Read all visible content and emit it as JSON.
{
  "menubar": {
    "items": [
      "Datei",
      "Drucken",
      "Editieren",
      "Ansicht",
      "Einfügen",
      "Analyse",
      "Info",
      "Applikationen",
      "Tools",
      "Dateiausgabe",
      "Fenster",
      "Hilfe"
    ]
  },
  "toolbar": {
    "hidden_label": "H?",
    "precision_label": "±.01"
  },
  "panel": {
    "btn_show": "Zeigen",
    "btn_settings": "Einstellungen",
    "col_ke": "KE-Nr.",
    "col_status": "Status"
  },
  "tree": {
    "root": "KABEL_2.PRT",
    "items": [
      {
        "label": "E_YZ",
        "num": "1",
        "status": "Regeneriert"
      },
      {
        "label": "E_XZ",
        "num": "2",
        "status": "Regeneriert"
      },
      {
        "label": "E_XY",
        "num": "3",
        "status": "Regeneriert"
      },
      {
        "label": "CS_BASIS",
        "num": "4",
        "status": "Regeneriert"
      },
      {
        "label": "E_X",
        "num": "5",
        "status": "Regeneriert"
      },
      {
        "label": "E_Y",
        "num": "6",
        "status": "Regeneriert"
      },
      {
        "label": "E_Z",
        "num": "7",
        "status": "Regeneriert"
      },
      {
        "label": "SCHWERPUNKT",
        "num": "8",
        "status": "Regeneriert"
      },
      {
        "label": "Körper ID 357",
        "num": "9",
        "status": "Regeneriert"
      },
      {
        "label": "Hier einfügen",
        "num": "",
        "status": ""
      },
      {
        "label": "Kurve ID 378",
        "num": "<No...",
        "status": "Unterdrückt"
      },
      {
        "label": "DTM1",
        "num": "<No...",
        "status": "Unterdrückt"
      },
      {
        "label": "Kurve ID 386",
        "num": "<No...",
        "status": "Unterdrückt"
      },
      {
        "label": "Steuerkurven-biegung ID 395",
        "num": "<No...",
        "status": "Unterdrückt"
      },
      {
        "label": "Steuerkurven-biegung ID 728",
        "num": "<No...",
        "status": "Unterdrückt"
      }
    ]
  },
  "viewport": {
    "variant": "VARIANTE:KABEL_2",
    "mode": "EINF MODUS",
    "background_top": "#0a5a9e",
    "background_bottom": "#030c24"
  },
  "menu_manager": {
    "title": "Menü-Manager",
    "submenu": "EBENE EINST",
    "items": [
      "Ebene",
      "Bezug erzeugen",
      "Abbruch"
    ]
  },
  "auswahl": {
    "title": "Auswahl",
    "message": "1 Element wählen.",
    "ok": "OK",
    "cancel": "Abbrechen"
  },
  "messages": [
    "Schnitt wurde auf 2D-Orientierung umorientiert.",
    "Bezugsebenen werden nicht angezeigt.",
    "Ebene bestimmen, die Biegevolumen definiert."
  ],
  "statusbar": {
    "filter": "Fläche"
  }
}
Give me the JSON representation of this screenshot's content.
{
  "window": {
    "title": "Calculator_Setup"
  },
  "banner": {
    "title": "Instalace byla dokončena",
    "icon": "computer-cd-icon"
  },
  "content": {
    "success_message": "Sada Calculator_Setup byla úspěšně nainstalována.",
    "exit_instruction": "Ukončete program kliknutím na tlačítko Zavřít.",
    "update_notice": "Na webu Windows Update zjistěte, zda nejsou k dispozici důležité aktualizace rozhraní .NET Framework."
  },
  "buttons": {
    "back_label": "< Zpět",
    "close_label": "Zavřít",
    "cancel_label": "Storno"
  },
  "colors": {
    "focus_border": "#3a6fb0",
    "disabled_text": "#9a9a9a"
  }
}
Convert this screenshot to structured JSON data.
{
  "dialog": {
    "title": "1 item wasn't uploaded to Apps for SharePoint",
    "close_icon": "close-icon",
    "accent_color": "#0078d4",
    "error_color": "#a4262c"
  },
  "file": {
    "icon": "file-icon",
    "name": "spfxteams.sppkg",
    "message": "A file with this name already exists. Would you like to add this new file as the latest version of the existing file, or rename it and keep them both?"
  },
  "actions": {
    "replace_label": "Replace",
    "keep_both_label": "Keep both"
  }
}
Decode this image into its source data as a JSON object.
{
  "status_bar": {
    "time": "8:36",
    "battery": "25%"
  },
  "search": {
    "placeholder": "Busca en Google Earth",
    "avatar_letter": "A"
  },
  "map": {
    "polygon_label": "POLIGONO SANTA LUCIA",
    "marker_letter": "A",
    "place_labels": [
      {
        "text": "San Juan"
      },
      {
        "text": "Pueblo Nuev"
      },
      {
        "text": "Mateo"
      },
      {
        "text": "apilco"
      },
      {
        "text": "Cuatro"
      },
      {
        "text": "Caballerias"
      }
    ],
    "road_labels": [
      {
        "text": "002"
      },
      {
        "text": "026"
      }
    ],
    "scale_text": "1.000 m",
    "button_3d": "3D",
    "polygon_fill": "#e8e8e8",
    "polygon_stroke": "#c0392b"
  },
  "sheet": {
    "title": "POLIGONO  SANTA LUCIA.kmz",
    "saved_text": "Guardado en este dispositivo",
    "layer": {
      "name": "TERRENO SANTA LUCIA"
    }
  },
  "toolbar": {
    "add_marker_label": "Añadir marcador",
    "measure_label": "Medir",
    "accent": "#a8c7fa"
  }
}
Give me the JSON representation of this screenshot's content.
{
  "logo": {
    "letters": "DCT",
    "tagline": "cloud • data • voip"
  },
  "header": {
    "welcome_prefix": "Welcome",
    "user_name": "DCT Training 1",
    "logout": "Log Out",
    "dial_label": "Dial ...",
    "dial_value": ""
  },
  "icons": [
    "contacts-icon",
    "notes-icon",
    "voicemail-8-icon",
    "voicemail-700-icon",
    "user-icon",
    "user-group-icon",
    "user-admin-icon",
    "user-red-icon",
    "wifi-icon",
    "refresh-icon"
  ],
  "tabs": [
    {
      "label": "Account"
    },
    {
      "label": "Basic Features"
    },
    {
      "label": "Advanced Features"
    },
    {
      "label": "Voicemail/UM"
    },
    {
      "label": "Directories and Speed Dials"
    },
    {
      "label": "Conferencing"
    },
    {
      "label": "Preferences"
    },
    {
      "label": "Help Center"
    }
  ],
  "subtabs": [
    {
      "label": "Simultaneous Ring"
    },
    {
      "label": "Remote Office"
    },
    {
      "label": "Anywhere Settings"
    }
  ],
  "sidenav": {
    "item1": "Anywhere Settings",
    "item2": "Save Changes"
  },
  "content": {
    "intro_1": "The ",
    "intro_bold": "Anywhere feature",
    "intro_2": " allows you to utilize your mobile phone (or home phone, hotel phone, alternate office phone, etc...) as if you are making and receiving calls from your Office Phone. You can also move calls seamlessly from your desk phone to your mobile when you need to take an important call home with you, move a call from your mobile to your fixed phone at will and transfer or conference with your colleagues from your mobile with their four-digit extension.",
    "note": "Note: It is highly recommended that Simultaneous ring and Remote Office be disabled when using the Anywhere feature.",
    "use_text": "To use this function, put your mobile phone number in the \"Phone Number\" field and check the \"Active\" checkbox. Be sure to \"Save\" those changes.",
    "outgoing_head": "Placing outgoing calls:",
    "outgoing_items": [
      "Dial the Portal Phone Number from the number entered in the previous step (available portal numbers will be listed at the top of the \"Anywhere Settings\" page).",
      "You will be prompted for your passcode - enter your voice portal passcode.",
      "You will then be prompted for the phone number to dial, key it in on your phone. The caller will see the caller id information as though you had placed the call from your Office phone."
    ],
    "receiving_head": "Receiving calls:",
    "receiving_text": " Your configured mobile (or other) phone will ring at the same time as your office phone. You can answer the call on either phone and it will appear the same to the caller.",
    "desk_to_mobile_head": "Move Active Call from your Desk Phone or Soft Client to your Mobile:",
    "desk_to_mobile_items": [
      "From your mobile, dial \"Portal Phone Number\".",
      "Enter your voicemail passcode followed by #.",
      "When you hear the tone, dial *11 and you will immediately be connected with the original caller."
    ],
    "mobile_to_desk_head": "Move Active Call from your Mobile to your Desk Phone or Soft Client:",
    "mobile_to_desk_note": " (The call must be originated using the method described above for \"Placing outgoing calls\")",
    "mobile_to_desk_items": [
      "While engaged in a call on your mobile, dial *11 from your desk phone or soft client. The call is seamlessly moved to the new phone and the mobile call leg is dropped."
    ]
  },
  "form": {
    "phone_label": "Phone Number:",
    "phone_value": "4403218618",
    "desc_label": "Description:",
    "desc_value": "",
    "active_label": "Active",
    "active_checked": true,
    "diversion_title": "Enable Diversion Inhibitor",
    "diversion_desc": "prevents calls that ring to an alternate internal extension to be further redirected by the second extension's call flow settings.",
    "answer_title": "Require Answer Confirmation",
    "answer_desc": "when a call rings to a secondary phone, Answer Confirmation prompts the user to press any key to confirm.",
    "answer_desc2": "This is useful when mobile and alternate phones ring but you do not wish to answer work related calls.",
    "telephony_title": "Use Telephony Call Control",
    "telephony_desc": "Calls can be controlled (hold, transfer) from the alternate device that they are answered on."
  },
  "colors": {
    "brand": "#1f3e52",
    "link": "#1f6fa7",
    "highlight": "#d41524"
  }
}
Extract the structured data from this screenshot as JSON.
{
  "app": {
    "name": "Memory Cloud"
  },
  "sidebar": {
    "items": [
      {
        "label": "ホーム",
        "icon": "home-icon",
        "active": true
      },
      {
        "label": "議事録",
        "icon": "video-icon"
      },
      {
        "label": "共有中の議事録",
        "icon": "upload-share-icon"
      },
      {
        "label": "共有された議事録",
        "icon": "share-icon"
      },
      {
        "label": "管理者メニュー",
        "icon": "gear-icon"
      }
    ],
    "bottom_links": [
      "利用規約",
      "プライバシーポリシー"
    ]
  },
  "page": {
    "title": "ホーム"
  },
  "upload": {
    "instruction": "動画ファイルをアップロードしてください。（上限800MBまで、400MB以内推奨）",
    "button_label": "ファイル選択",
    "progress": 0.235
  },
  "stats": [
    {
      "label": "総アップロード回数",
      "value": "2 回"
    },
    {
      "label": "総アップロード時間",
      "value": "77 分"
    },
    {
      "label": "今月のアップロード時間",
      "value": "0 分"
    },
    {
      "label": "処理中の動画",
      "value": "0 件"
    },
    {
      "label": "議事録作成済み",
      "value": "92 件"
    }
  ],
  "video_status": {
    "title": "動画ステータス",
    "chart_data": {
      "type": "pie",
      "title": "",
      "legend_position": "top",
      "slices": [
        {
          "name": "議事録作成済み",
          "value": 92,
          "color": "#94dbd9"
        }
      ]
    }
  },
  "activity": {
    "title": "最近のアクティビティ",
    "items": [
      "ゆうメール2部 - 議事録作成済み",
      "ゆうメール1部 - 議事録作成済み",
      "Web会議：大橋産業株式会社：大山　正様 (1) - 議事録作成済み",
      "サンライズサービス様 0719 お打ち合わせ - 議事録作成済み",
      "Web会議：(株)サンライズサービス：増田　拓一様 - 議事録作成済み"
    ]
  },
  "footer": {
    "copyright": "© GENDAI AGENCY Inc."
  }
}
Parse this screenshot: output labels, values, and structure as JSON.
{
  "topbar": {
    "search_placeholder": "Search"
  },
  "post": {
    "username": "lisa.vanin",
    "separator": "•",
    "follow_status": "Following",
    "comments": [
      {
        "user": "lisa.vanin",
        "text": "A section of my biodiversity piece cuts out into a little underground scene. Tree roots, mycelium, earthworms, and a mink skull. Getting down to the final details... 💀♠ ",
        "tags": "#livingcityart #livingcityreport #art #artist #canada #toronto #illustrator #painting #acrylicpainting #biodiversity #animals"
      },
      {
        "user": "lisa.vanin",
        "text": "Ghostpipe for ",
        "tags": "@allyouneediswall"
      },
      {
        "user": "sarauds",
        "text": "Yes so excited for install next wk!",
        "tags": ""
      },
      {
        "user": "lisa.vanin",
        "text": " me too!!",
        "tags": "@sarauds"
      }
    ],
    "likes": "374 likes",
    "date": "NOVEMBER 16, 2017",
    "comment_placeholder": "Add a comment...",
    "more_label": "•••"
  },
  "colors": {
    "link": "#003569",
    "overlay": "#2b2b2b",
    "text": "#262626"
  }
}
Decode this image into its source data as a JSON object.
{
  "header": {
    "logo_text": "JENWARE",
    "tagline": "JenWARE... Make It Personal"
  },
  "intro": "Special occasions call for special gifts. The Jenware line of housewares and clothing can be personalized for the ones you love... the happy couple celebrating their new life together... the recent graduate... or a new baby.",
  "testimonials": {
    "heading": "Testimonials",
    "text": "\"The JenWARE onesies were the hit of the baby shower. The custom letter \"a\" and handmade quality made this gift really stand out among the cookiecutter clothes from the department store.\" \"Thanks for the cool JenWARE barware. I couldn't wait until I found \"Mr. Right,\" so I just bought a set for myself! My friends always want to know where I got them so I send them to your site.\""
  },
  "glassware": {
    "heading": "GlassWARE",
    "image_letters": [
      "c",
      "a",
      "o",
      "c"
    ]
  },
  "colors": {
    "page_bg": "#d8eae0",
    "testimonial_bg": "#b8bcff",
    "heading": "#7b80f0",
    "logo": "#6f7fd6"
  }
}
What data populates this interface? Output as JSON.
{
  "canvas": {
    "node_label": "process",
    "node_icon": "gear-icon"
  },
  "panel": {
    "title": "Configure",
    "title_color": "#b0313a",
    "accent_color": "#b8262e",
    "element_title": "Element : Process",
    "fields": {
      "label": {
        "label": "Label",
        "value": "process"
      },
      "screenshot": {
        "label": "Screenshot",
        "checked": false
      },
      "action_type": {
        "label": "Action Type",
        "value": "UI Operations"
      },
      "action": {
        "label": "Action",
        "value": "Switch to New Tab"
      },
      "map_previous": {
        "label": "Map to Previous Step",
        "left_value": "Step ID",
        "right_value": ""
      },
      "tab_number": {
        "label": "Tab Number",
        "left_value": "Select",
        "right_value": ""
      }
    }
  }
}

------------------------

Problem description:
Report how many lines of the entries hold the word "Placing". Nothing else is needed.

Answer for the task:
2